(Chart and figure data)
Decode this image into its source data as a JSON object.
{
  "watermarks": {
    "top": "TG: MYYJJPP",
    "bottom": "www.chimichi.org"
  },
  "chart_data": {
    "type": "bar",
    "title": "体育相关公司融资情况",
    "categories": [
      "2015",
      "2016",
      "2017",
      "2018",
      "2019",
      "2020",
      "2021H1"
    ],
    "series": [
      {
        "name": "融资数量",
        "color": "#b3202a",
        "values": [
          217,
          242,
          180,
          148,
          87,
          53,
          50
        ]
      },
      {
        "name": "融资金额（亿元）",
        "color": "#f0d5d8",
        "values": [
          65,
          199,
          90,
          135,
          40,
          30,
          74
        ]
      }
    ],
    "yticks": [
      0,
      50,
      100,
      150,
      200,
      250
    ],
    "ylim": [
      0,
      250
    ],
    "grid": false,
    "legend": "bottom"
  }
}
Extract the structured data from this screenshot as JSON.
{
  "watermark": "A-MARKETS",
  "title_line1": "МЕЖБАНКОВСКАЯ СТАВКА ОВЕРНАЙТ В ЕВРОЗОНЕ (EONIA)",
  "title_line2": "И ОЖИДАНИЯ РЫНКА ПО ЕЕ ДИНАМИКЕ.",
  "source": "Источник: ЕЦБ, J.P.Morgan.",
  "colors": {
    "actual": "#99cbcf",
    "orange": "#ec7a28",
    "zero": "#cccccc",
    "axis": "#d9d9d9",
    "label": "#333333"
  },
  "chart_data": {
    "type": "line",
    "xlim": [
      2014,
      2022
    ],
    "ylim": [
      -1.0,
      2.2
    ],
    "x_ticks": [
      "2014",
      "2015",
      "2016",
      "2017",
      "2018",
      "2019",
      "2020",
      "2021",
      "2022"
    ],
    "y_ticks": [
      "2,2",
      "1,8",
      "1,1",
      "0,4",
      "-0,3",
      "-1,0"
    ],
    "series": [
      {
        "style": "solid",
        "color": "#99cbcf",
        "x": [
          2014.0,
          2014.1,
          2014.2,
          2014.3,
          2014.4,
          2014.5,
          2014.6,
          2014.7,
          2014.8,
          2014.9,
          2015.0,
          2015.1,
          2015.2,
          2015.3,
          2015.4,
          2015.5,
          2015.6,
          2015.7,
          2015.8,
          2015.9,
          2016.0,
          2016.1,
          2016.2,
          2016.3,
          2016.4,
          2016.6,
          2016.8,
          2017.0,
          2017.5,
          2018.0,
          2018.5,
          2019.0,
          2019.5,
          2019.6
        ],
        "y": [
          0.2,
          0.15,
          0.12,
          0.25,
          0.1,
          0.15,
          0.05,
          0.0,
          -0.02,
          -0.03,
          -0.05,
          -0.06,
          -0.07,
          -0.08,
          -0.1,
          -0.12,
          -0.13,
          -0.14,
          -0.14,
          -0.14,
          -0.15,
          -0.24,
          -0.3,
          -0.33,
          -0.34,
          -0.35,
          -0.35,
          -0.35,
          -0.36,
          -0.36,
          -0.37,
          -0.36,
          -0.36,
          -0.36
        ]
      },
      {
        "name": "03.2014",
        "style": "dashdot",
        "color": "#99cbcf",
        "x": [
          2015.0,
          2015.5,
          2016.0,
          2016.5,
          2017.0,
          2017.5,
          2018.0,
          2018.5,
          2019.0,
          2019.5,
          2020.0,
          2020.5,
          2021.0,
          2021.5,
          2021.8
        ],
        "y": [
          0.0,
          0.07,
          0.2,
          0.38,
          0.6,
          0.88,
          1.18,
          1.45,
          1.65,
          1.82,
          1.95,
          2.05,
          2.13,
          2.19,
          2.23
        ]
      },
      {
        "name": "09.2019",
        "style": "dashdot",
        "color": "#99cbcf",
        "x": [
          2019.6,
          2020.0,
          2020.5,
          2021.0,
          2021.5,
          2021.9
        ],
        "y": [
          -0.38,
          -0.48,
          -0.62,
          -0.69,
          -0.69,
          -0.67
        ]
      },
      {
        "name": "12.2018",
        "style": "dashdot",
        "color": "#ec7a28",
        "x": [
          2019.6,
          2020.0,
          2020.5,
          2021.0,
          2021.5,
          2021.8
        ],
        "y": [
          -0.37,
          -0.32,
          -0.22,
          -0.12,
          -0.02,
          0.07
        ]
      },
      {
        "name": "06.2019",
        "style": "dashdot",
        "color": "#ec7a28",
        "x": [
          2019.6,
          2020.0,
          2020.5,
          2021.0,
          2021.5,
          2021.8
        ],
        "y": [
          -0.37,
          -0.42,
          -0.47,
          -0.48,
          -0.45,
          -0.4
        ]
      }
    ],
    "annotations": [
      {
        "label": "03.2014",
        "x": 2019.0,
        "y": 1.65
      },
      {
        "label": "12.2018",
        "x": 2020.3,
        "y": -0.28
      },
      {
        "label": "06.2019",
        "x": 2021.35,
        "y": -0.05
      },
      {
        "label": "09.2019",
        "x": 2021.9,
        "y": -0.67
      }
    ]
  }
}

_GOAL OF THE EXERCISE_. Retype the listing exactly, in full.

_FULL SOLUTION_.
Decode this image into its source data as a JSON object.
{
  "watermarks": {
    "top": "TG: MYYJJPP",
    "bottom": "www.chimichi.org"
  },
  "chart_data": {
    "type": "bar",
    "title": "体育相关公司融资情况",
    "categories": [
      "2015",
      "2016",
      "2017",
      "2018",
      "2019",
      "2020",
      "2021H1"
    ],
    "series": [
      {
        "name": "融资数量",
        "color": "#b3202a",
        "values": [
          217,
          242,
          180,
          148,
          87,
          53,
          50
        ]
      },
      {
        "name": "融资金额（亿元）",
        "color": "#f0d5d8",
        "values": [
          65,
          199,
          90,
          135,
          40,
          30,
          74
        ]
      }
    ],
    "yticks": [
      0,
      50,
      100,
      150,
      200,
      250
    ],
    "ylim": [
      0,
      250
    ],
    "grid": false,
    "legend": "bottom"
  }
}
Extract the structured data from this screenshot as JSON.
{
  "watermark": "A-MARKETS",
  "title_line1": "МЕЖБАНКОВСКАЯ СТАВКА ОВЕРНАЙТ В ЕВРОЗОНЕ (EONIA)",
  "title_line2": "И ОЖИДАНИЯ РЫНКА ПО ЕЕ ДИНАМИКЕ.",
  "source": "Источник: ЕЦБ, J.P.Morgan.",
  "colors": {
    "actual": "#99cbcf",
    "orange": "#ec7a28",
    "zero": "#cccccc",
    "axis": "#d9d9d9",
    "label": "#333333"
  },
  "chart_data": {
    "type": "line",
    "xlim": [
      2014,
      2022
    ],
    "ylim": [
      -1.0,
      2.2
    ],
    "x_ticks": [
      "2014",
      "2015",
      "2016",
      "2017",
      "2018",
      "2019",
      "2020",
      "2021",
      "2022"
    ],
    "y_ticks": [
      "2,2",
      "1,8",
      "1,1",
      "0,4",
      "-0,3",
      "-1,0"
    ],
    "series": [
      {
        "style": "solid",
        "color": "#99cbcf",
        "x": [
          2014.0,
          2014.1,
          2014.2,
          2014.3,
          2014.4,
          2014.5,
          2014.6,
          2014.7,
          2014.8,
          2014.9,
          2015.0,
          2015.1,
          2015.2,
          2015.3,
          2015.4,
          2015.5,
          2015.6,
          2015.7,
          2015.8,
          2015.9,
          2016.0,
          2016.1,
          2016.2,
          2016.3,
          2016.4,
          2016.6,
          2016.8,
          2017.0,
          2017.5,
          2018.0,
          2018.5,
          2019.0,
          2019.5,
          2019.6
        ],
        "y": [
          0.2,
          0.15,
          0.12,
          0.25,
          0.1,
          0.15,
          0.05,
          0.0,
          -0.02,
          -0.03,
          -0.05,
          -0.06,
          -0.07,
          -0.08,
          -0.1,
          -0.12,
          -0.13,
          -0.14,
          -0.14,
          -0.14,
          -0.15,
          -0.24,
          -0.3,
          -0.33,
          -0.34,
          -0.35,
          -0.35,
          -0.35,
          -0.36,
          -0.36,
          -0.37,
          -0.36,
          -0.36,
          -0.36
        ]
      },
      {
        "name": "03.2014",
        "style": "dashdot",
        "color": "#99cbcf",
        "x": [
          2015.0,
          2015.5,
          2016.0,
          2016.5,
          2017.0,
          2017.5,
          2018.0,
          2018.5,
          2019.0,
          2019.5,
          2020.0,
          2020.5,
          2021.0,
          2021.5,
          2021.8
        ],
        "y": [
          0.0,
          0.07,
          0.2,
          0.38,
          0.6,
          0.88,
          1.18,
          1.45,
          1.65,
          1.82,
          1.95,
          2.05,
          2.13,
          2.19,
          2.23
        ]
      },
      {
        "name": "09.2019",
        "style": "dashdot",
        "color": "#99cbcf",
        "x": [
          2019.6,
          2020.0,
          2020.5,
          2021.0,
          2021.5,
          2021.9
        ],
        "y": [
          -0.38,
          -0.48,
          -0.62,
          -0.69,
          -0.69,
          -0.67
        ]
      },
      {
        "name": "12.2018",
        "style": "dashdot",
        "color": "#ec7a28",
        "x": [
          2019.6,
          2020.0,
          2020.5,
          2021.0,
          2021.5,
          2021.8
        ],
        "y": [
          -0.37,
          -0.32,
          -0.22,
          -0.12,
          -0.02,
          0.07
        ]
      },
      {
        "name": "06.2019",
        "style": "dashdot",
        "color": "#ec7a28",
        "x": [
          2019.6,
          2020.0,
          2020.5,
          2021.0,
          2021.5,
          2021.8
        ],
        "y": [
          -0.37,
          -0.42,
          -0.47,
          -0.48,
          -0.45,
          -0.4
        ]
      }
    ],
    "annotations": [
      {
        "label": "03.2014",
        "x": 2019.0,
        "y": 1.65
      },
      {
        "label": "12.2018",
        "x": 2020.3,
        "y": -0.28
      },
      {
        "label": "06.2019",
        "x": 2021.35,
        "y": -0.05
      },
      {
        "label": "09.2019",
        "x": 2021.9,
        "y": -0.67
      }
    ]
  }
}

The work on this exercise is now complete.